__THE EXERCISE__.
List every line in this data where the string "unit" occurs.

__Excerpts from a figure dataset__.
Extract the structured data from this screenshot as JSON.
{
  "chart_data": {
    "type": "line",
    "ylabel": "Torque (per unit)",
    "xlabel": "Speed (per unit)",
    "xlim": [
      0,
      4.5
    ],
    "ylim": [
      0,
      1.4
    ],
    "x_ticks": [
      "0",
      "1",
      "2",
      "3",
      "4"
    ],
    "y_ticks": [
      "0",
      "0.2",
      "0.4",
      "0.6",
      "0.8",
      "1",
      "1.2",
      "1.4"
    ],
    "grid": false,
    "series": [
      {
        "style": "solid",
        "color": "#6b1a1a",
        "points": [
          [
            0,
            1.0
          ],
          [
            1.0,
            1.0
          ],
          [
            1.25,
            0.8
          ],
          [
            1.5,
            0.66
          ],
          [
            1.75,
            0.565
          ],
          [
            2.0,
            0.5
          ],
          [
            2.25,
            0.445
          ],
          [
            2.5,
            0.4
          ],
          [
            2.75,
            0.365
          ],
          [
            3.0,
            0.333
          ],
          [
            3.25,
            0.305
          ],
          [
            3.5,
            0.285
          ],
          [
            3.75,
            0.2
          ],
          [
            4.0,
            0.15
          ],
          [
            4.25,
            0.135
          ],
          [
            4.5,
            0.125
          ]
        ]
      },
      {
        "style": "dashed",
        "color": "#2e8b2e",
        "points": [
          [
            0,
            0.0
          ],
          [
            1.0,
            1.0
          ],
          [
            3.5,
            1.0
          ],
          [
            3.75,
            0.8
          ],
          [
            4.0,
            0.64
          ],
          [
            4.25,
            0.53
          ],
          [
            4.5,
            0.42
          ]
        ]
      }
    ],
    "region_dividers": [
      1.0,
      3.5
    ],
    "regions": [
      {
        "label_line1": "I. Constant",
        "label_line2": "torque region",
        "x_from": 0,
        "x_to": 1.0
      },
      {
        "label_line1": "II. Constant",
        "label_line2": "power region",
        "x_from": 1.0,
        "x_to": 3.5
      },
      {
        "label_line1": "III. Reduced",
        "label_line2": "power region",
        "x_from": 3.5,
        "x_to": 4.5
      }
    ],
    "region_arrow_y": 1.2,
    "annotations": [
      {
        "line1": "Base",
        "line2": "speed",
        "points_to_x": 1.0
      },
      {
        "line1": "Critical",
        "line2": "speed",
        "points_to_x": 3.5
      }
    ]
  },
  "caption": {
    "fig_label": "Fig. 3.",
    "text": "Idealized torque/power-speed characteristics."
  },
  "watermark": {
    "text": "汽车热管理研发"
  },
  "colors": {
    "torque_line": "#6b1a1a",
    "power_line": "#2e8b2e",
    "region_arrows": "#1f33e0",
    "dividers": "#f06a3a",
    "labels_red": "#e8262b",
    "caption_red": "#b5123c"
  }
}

* * *

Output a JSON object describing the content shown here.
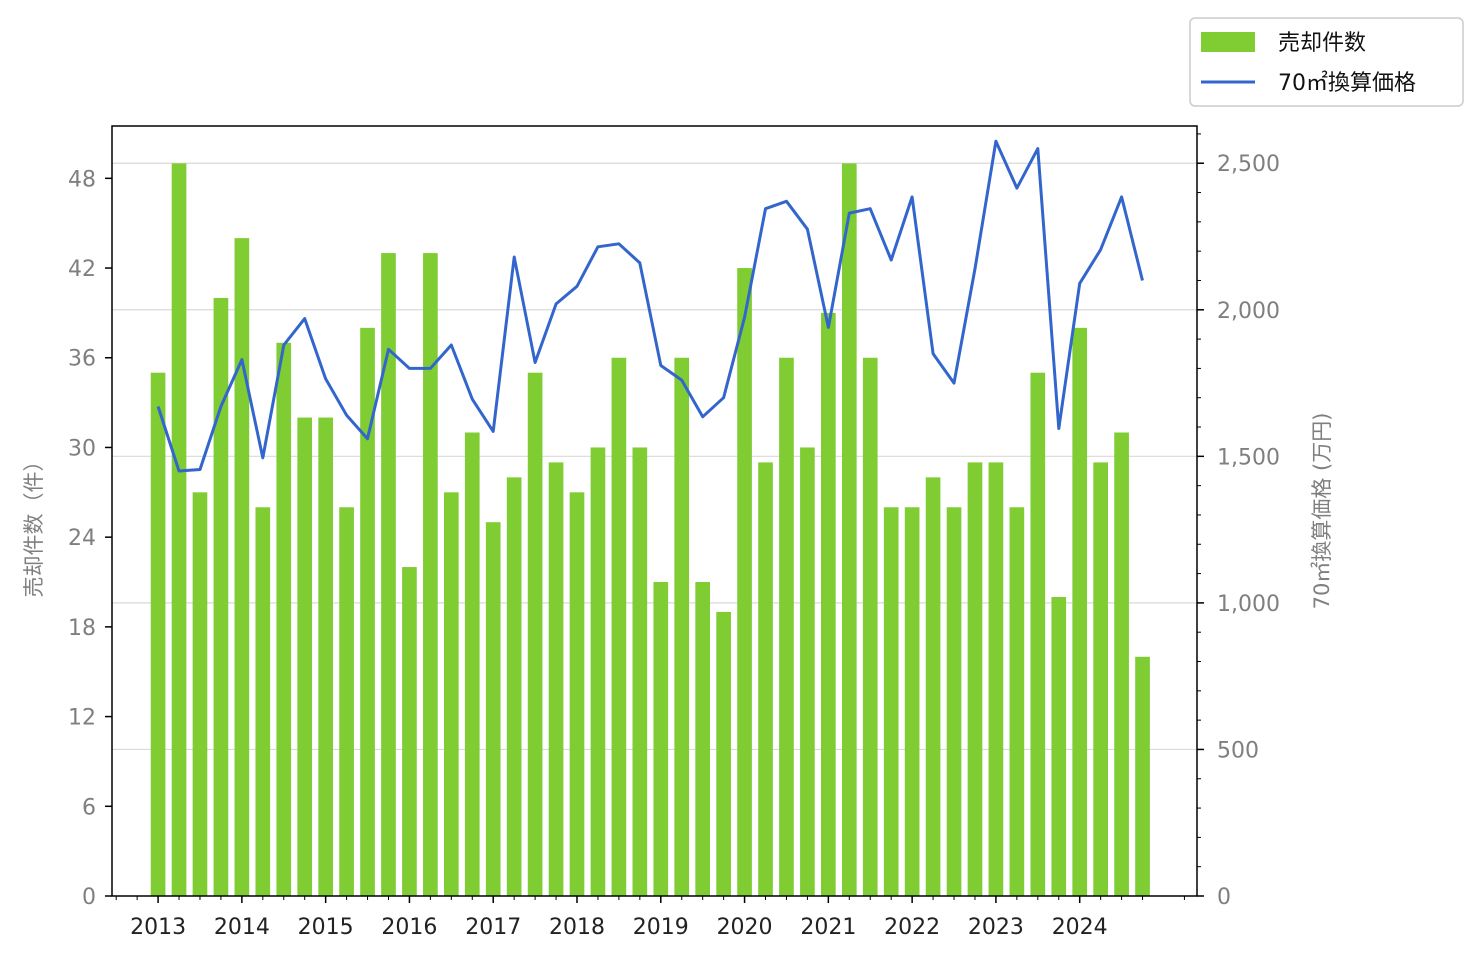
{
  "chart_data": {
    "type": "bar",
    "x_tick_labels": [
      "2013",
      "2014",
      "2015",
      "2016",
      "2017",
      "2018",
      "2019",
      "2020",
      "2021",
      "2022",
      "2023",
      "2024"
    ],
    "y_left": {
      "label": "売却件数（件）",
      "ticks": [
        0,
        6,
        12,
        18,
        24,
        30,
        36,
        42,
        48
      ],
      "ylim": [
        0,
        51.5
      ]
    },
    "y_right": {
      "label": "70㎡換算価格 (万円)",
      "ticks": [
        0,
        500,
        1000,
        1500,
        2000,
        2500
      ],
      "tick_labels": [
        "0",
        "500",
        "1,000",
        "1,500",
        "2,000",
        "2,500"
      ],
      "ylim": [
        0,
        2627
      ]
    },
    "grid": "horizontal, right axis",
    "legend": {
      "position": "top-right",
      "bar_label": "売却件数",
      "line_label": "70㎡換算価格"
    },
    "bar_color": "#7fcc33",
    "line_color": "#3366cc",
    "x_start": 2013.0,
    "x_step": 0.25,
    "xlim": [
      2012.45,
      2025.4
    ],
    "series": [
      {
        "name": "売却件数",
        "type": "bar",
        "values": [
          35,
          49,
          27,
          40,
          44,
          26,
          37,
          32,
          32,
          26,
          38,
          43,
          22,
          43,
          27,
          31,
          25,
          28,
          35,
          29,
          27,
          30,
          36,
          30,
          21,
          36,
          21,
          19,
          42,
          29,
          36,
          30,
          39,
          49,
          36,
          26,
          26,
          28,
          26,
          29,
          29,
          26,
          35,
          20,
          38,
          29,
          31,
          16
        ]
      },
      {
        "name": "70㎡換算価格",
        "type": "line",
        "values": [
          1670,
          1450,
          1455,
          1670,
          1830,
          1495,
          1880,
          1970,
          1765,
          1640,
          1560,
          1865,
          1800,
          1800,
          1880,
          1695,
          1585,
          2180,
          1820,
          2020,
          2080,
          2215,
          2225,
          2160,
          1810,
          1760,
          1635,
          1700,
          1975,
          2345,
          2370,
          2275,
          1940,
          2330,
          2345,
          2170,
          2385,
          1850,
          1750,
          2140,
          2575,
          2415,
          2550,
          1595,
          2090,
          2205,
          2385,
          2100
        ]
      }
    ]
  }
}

__FINAL RESULT__.
    "ylabel": "Torque (per unit)",
    "xlabel": "Speed (per unit)",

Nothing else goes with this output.